> **Records for the exercise**

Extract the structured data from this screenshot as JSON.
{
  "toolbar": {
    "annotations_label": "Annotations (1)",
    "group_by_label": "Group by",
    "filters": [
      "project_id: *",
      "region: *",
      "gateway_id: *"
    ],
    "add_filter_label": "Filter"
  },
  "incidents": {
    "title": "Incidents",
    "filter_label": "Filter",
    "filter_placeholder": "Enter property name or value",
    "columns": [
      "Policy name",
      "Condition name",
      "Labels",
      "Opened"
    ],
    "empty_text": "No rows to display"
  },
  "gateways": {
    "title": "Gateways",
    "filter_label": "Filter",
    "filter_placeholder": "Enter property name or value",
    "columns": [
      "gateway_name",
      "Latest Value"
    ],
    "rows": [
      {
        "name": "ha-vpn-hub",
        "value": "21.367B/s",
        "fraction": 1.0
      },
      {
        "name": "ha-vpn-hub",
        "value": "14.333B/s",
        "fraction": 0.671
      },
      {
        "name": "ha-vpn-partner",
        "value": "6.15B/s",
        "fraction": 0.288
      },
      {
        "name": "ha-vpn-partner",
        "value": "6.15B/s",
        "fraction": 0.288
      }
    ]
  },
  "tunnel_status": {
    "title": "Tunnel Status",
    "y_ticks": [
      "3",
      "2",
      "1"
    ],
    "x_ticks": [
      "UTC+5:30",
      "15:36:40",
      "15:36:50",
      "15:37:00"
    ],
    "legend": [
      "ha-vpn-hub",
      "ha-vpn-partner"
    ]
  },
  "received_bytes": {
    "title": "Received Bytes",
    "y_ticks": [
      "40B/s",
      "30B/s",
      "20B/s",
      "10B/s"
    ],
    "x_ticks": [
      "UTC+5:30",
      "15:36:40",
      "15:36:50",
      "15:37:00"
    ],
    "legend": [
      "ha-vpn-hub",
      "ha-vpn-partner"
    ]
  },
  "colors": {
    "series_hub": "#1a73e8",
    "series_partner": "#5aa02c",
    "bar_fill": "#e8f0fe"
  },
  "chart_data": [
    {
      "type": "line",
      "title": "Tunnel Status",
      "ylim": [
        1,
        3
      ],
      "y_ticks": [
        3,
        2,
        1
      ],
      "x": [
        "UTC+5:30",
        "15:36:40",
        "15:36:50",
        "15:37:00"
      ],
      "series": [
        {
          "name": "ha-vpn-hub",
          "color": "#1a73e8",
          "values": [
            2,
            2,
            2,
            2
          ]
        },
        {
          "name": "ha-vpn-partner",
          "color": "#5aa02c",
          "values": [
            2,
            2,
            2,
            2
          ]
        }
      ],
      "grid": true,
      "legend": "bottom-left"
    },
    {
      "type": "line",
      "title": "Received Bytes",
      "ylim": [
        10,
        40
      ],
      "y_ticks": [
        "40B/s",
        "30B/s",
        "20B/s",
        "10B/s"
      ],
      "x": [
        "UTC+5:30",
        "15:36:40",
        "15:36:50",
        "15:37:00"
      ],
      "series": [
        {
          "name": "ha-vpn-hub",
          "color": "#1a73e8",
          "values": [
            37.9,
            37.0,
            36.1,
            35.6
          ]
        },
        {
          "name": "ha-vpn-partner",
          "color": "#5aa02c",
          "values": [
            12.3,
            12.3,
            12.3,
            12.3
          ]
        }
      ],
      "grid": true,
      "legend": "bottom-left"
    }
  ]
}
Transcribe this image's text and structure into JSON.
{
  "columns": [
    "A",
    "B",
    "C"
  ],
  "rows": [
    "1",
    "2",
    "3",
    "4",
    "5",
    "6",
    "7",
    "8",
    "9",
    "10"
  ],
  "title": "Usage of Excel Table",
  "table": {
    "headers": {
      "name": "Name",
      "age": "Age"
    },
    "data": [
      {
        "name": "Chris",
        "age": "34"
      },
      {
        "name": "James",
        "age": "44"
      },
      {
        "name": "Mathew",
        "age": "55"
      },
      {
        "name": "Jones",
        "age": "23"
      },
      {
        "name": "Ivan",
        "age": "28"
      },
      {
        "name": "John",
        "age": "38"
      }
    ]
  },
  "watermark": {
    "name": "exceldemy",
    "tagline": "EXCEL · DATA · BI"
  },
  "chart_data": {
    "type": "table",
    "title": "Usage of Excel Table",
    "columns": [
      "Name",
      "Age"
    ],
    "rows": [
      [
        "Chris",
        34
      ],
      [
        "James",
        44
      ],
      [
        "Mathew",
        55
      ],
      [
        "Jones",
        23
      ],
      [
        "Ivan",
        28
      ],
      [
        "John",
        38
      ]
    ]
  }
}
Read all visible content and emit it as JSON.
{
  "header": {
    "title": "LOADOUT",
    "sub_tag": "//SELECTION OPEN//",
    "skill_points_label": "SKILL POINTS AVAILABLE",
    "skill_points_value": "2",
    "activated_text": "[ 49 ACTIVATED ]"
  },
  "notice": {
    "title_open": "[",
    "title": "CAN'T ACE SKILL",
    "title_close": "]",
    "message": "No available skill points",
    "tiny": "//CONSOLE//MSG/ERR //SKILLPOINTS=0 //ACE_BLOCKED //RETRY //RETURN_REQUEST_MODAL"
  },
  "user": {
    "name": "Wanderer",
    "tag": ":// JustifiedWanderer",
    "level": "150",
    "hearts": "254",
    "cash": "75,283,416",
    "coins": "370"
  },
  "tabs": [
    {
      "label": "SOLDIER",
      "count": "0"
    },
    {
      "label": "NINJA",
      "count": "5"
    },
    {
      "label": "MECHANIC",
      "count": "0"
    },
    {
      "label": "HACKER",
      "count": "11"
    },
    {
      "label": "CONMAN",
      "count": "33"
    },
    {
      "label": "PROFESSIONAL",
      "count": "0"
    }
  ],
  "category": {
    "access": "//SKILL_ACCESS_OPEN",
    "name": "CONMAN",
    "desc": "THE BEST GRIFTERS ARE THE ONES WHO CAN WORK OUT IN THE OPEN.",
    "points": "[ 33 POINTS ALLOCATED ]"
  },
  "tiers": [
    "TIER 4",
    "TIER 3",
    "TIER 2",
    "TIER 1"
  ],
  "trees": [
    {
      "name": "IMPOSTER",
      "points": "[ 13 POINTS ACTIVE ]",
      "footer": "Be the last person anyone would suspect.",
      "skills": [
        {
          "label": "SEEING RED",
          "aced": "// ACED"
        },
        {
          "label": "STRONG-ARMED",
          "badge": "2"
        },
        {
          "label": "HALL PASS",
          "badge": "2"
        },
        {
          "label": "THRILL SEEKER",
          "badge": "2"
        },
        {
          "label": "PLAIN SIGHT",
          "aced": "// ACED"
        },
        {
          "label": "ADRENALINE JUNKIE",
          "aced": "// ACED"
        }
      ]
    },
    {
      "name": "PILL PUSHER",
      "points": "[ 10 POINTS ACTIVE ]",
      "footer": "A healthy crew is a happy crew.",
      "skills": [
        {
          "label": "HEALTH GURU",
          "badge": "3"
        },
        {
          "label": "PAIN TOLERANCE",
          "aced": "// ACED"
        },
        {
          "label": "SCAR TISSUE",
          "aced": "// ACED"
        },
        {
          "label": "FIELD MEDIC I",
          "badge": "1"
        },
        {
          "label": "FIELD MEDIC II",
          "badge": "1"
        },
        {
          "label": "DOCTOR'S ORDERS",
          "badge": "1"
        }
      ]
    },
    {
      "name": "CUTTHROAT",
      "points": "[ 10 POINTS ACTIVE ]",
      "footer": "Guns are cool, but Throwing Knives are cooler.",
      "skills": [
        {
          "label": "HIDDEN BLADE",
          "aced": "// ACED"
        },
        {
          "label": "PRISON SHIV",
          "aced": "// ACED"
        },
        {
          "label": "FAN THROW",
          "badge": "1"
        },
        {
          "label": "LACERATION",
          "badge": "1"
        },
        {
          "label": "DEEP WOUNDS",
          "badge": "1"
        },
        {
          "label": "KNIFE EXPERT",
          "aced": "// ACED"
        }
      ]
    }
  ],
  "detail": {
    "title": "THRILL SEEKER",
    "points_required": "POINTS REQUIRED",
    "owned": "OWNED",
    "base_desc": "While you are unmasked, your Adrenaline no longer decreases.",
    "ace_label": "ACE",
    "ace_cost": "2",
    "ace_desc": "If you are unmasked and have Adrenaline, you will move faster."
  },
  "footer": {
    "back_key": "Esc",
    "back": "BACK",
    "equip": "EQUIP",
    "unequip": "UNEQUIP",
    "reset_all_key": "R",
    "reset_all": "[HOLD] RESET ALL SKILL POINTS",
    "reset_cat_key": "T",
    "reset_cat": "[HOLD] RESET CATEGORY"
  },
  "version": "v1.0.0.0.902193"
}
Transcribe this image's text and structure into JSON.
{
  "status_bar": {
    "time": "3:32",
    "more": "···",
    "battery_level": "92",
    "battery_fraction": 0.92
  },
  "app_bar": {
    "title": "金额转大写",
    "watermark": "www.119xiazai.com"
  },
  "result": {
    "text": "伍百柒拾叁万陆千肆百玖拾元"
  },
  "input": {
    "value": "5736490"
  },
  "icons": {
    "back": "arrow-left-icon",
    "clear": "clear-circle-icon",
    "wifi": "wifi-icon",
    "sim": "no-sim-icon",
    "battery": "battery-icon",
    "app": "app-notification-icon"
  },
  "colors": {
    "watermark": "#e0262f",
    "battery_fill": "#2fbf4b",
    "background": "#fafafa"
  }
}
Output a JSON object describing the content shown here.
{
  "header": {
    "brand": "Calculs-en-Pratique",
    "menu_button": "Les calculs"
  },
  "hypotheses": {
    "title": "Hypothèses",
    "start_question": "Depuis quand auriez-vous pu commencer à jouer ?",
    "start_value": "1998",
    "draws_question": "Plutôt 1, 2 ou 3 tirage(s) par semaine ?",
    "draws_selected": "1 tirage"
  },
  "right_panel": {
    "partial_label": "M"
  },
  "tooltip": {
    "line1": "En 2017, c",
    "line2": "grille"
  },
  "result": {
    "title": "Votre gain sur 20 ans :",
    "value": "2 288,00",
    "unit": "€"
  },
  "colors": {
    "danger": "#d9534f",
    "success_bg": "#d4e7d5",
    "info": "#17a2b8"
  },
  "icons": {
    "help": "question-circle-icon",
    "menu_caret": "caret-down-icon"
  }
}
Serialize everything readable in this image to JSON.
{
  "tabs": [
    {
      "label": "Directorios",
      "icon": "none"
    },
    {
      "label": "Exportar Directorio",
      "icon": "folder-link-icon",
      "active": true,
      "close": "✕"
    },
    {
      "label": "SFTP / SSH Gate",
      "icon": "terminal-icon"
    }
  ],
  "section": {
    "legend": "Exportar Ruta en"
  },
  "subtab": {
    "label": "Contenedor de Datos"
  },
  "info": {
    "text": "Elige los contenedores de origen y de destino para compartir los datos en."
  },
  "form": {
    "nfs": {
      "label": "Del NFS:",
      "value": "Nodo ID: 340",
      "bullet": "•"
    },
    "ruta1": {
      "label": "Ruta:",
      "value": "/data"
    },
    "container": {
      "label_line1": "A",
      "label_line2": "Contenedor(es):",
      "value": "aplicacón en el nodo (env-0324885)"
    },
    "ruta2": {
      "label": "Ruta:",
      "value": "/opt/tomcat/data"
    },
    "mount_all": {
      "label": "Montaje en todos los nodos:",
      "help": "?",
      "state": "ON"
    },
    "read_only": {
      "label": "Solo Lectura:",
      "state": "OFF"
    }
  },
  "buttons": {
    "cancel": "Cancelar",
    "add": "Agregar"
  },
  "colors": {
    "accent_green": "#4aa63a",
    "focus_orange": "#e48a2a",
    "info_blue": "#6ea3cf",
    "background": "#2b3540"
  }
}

> **Directive**
Repeat the line that contains "Serialize everything readable", then every line after it until the records end, with nothing added.

> **Task result**
Serialize everything readable in this image to JSON.
{
  "tabs": [
    {
      "label": "Directorios",
      "icon": "none"
    },
    {
      "label": "Exportar Directorio",
      "icon": "folder-link-icon",
      "active": true,
      "close": "✕"
    },
    {
      "label": "SFTP / SSH Gate",
      "icon": "terminal-icon"
    }
  ],
  "section": {
    "legend": "Exportar Ruta en"
  },
  "subtab": {
    "label": "Contenedor de Datos"
  },
  "info": {
    "text": "Elige los contenedores de origen y de destino para compartir los datos en."
  },
  "form": {
    "nfs": {
      "label": "Del NFS:",
      "value": "Nodo ID: 340",
      "bullet": "•"
    },
    "ruta1": {
      "label": "Ruta:",
      "value": "/data"
    },
    "container": {
      "label_line1": "A",
      "label_line2": "Contenedor(es):",
      "value": "aplicacón en el nodo (env-0324885)"
    },
    "ruta2": {
      "label": "Ruta:",
      "value": "/opt/tomcat/data"
    },
    "mount_all": {
      "label": "Montaje en todos los nodos:",
      "help": "?",
      "state": "ON"
    },
    "read_only": {
      "label": "Solo Lectura:",
      "state": "OFF"
    }
  },
  "buttons": {
    "cancel": "Cancelar",
    "add": "Agregar"
  },
  "colors": {
    "accent_green": "#4aa63a",
    "focus_orange": "#e48a2a",
    "info_blue": "#6ea3cf",
    "background": "#2b3540"
  }
}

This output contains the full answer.